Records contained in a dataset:
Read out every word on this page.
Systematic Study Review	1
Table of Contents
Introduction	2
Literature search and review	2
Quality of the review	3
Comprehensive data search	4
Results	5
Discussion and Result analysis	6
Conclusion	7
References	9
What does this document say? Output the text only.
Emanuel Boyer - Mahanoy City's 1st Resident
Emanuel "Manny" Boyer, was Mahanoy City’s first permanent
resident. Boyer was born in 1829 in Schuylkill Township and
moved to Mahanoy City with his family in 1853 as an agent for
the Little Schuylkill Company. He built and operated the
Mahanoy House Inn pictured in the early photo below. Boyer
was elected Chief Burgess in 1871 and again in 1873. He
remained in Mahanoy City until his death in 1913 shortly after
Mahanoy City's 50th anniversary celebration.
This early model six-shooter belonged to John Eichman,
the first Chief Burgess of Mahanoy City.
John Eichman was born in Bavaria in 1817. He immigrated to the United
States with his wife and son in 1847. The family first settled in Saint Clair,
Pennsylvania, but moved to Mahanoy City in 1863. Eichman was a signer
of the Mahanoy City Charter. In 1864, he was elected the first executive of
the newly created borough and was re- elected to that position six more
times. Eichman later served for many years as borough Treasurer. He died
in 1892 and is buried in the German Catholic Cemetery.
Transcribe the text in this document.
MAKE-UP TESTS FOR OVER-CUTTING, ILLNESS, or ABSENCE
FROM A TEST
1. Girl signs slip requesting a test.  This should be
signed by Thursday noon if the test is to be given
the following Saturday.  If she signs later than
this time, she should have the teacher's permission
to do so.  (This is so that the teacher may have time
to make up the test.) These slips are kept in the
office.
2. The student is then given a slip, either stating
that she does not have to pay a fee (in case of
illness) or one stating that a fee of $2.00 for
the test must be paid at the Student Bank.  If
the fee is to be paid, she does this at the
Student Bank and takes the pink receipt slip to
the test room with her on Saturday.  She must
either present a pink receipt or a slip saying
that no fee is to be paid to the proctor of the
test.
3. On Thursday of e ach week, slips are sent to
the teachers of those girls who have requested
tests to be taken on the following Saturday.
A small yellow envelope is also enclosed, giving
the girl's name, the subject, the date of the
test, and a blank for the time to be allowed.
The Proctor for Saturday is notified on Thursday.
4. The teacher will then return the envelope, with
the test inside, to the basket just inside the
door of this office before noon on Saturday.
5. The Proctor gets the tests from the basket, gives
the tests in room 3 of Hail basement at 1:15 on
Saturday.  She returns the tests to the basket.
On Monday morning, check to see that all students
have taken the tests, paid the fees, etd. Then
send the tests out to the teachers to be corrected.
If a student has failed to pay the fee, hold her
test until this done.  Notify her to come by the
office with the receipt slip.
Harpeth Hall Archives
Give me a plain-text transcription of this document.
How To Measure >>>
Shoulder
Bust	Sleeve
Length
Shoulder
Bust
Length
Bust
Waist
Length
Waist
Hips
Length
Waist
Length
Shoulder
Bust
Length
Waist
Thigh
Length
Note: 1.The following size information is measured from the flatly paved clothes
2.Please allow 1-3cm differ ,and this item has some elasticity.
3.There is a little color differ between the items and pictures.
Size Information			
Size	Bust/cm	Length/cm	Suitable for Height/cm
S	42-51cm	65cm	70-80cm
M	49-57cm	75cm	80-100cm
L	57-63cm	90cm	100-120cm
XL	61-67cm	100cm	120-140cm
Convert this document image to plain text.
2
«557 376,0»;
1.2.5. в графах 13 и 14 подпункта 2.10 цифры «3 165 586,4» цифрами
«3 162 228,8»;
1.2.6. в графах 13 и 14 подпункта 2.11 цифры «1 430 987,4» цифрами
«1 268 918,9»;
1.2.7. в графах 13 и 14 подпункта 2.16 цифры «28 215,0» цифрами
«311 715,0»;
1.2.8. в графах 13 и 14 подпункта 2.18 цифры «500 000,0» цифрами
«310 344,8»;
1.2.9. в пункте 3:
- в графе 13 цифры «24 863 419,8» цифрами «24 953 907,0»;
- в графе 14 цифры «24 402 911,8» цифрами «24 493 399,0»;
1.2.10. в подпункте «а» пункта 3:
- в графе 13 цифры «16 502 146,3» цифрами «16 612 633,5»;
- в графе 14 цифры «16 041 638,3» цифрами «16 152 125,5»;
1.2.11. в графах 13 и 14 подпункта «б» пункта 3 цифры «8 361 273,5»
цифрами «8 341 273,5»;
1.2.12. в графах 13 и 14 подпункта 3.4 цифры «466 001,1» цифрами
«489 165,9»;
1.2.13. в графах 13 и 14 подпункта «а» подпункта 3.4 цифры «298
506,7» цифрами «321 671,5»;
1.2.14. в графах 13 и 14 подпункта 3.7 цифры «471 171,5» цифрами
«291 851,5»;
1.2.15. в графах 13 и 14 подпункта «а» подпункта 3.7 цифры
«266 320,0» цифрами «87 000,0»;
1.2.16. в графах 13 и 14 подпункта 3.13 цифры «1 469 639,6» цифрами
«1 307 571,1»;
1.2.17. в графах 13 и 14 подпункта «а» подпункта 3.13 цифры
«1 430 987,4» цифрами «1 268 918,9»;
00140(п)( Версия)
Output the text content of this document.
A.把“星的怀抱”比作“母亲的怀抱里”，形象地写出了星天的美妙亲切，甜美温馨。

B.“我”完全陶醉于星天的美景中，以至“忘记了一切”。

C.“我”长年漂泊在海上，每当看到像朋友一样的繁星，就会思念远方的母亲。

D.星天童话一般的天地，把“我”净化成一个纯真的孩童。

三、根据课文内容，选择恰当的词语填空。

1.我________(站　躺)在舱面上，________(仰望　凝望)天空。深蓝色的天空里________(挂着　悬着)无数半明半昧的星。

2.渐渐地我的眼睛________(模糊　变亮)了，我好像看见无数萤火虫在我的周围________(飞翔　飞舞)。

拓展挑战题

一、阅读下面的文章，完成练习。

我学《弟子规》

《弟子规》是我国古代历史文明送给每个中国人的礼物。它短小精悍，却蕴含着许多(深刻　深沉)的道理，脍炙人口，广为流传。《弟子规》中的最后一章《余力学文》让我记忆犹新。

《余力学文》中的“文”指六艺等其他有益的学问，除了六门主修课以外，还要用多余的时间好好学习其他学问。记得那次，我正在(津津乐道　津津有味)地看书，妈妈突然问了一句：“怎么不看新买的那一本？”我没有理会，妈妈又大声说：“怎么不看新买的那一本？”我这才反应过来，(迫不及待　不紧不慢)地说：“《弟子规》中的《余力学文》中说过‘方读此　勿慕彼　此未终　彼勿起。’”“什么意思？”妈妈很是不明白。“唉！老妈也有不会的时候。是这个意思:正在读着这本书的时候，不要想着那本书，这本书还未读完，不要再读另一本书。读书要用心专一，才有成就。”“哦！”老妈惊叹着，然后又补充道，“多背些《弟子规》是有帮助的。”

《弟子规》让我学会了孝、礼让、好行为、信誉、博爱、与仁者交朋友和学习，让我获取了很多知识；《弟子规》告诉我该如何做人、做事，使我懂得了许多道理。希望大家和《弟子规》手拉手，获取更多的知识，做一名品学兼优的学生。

* Written instruction
Repeat the data exactly. Leave nothing out.

* Response to the exercise
Read out every word on this page.
Systematic Study Review	1
Table of Contents
Introduction	2
Literature search and review	2
Quality of the review	3
Comprehensive data search	4
Results	5
Discussion and Result analysis	6
Conclusion	7
References	9
What does this document say? Output the text only.
Emanuel Boyer - Mahanoy City's 1st Resident
Emanuel "Manny" Boyer, was Mahanoy City’s first permanent
resident. Boyer was born in 1829 in Schuylkill Township and
moved to Mahanoy City with his family in 1853 as an agent for
the Little Schuylkill Company. He built and operated the
Mahanoy House Inn pictured in the early photo below. Boyer
was elected Chief Burgess in 1871 and again in 1873. He
remained in Mahanoy City until his death in 1913 shortly after
Mahanoy City's 50th anniversary celebration.
This early model six-shooter belonged to John Eichman,
the first Chief Burgess of Mahanoy City.
John Eichman was born in Bavaria in 1817. He immigrated to the United
States with his wife and son in 1847. The family first settled in Saint Clair,
Pennsylvania, but moved to Mahanoy City in 1863. Eichman was a signer
of the Mahanoy City Charter. In 1864, he was elected the first executive of
the newly created borough and was re- elected to that position six more
times. Eichman later served for many years as borough Treasurer. He died
in 1892 and is buried in the German Catholic Cemetery.
Transcribe the text in this document.
MAKE-UP TESTS FOR OVER-CUTTING, ILLNESS, or ABSENCE
FROM A TEST
1. Girl signs slip requesting a test.  This should be
signed by Thursday noon if the test is to be given
the following Saturday.  If she signs later than
this time, she should have the teacher's permission
to do so.  (This is so that the teacher may have time
to make up the test.) These slips are kept in the
office.
2. The student is then given a slip, either stating
that she does not have to pay a fee (in case of
illness) or one stating that a fee of $2.00 for
the test must be paid at the Student Bank.  If
the fee is to be paid, she does this at the
Student Bank and takes the pink receipt slip to
the test room with her on Saturday.  She must
either present a pink receipt or a slip saying
that no fee is to be paid to the proctor of the
test.
3. On Thursday of e ach week, slips are sent to
the teachers of those girls who have requested
tests to be taken on the following Saturday.
A small yellow envelope is also enclosed, giving
the girl's name, the subject, the date of the
test, and a blank for the time to be allowed.
The Proctor for Saturday is notified on Thursday.
4. The teacher will then return the envelope, with
the test inside, to the basket just inside the
door of this office before noon on Saturday.
5. The Proctor gets the tests from the basket, gives
the tests in room 3 of Hail basement at 1:15 on
Saturday.  She returns the tests to the basket.
On Monday morning, check to see that all students
have taken the tests, paid the fees, etd. Then
send the tests out to the teachers to be corrected.
If a student has failed to pay the fee, hold her
test until this done.  Notify her to come by the
office with the receipt slip.
Harpeth Hall Archives
Give me a plain-text transcription of this document.
How To Measure >>>
Shoulder
Bust	Sleeve
Length
Shoulder
Bust
Length
Bust
Waist
Length
Waist
Hips
Length
Waist
Length
Shoulder
Bust
Length
Waist
Thigh
Length
Note: 1.The following size information is measured from the flatly paved clothes
2.Please allow 1-3cm differ ,and this item has some elasticity.
3.There is a little color differ between the items and pictures.
Size Information			
Size	Bust/cm	Length/cm	Suitable for Height/cm
S	42-51cm	65cm	70-80cm
M	49-57cm	75cm	80-100cm
L	57-63cm	90cm	100-120cm
XL	61-67cm	100cm	120-140cm
Convert this document image to plain text.
2
«557 376,0»;
1.2.5. в графах 13 и 14 подпункта 2.10 цифры «3 165 586,4» цифрами
«3 162 228,8»;
1.2.6. в графах 13 и 14 подпункта 2.11 цифры «1 430 987,4» цифрами
«1 268 918,9»;
1.2.7. в графах 13 и 14 подпункта 2.16 цифры «28 215,0» цифрами
«311 715,0»;
1.2.8. в графах 13 и 14 подпункта 2.18 цифры «500 000,0» цифрами
«310 344,8»;
1.2.9. в пункте 3:
- в графе 13 цифры «24 863 419,8» цифрами «24 953 907,0»;
- в графе 14 цифры «24 402 911,8» цифрами «24 493 399,0»;
1.2.10. в подпункте «а» пункта 3:
- в графе 13 цифры «16 502 146,3» цифрами «16 612 633,5»;
- в графе 14 цифры «16 041 638,3» цифрами «16 152 125,5»;
1.2.11. в графах 13 и 14 подпункта «б» пункта 3 цифры «8 361 273,5»
цифрами «8 341 273,5»;
1.2.12. в графах 13 и 14 подпункта 3.4 цифры «466 001,1» цифрами
«489 165,9»;
1.2.13. в графах 13 и 14 подпункта «а» подпункта 3.4 цифры «298
506,7» цифрами «321 671,5»;
1.2.14. в графах 13 и 14 подпункта 3.7 цифры «471 171,5» цифрами
«291 851,5»;
1.2.15. в графах 13 и 14 подпункта «а» подпункта 3.7 цифры
«266 320,0» цифрами «87 000,0»;
1.2.16. в графах 13 и 14 подпункта 3.13 цифры «1 469 639,6» цифрами
«1 307 571,1»;
1.2.17. в графах 13 и 14 подпункта «а» подпункта 3.13 цифры
«1 430 987,4» цифрами «1 268 918,9»;
00140(п)( Версия)
Output the text content of this document.
A.把“星的怀抱”比作“母亲的怀抱里”，形象地写出了星天的美妙亲切，甜美温馨。

B.“我”完全陶醉于星天的美景中，以至“忘记了一切”。

C.“我”长年漂泊在海上，每当看到像朋友一样的繁星，就会思念远方的母亲。

D.星天童话一般的天地，把“我”净化成一个纯真的孩童。

三、根据课文内容，选择恰当的词语填空。

1.我________(站　躺)在舱面上，________(仰望　凝望)天空。深蓝色的天空里________(挂着　悬着)无数半明半昧的星。

2.渐渐地我的眼睛________(模糊　变亮)了，我好像看见无数萤火虫在我的周围________(飞翔　飞舞)。

拓展挑战题

一、阅读下面的文章，完成练习。

我学《弟子规》

《弟子规》是我国古代历史文明送给每个中国人的礼物。它短小精悍，却蕴含着许多(深刻　深沉)的道理，脍炙人口，广为流传。《弟子规》中的最后一章《余力学文》让我记忆犹新。

《余力学文》中的“文”指六艺等其他有益的学问，除了六门主修课以外，还要用多余的时间好好学习其他学问。记得那次，我正在(津津乐道　津津有味)地看书，妈妈突然问了一句：“怎么不看新买的那一本？”我没有理会，妈妈又大声说：“怎么不看新买的那一本？”我这才反应过来，(迫不及待　不紧不慢)地说：“《弟子规》中的《余力学文》中说过‘方读此　勿慕彼　此未终　彼勿起。’”“什么意思？”妈妈很是不明白。“唉！老妈也有不会的时候。是这个意思:正在读着这本书的时候，不要想着那本书，这本书还未读完，不要再读另一本书。读书要用心专一，才有成就。”“哦！”老妈惊叹着，然后又补充道，“多背些《弟子规》是有帮助的。”

《弟子规》让我学会了孝、礼让、好行为、信誉、博爱、与仁者交朋友和学习，让我获取了很多知识；《弟子规》告诉我该如何做人、做事，使我懂得了许多道理。希望大家和《弟子规》手拉手，获取更多的知识，做一名品学兼优的学生。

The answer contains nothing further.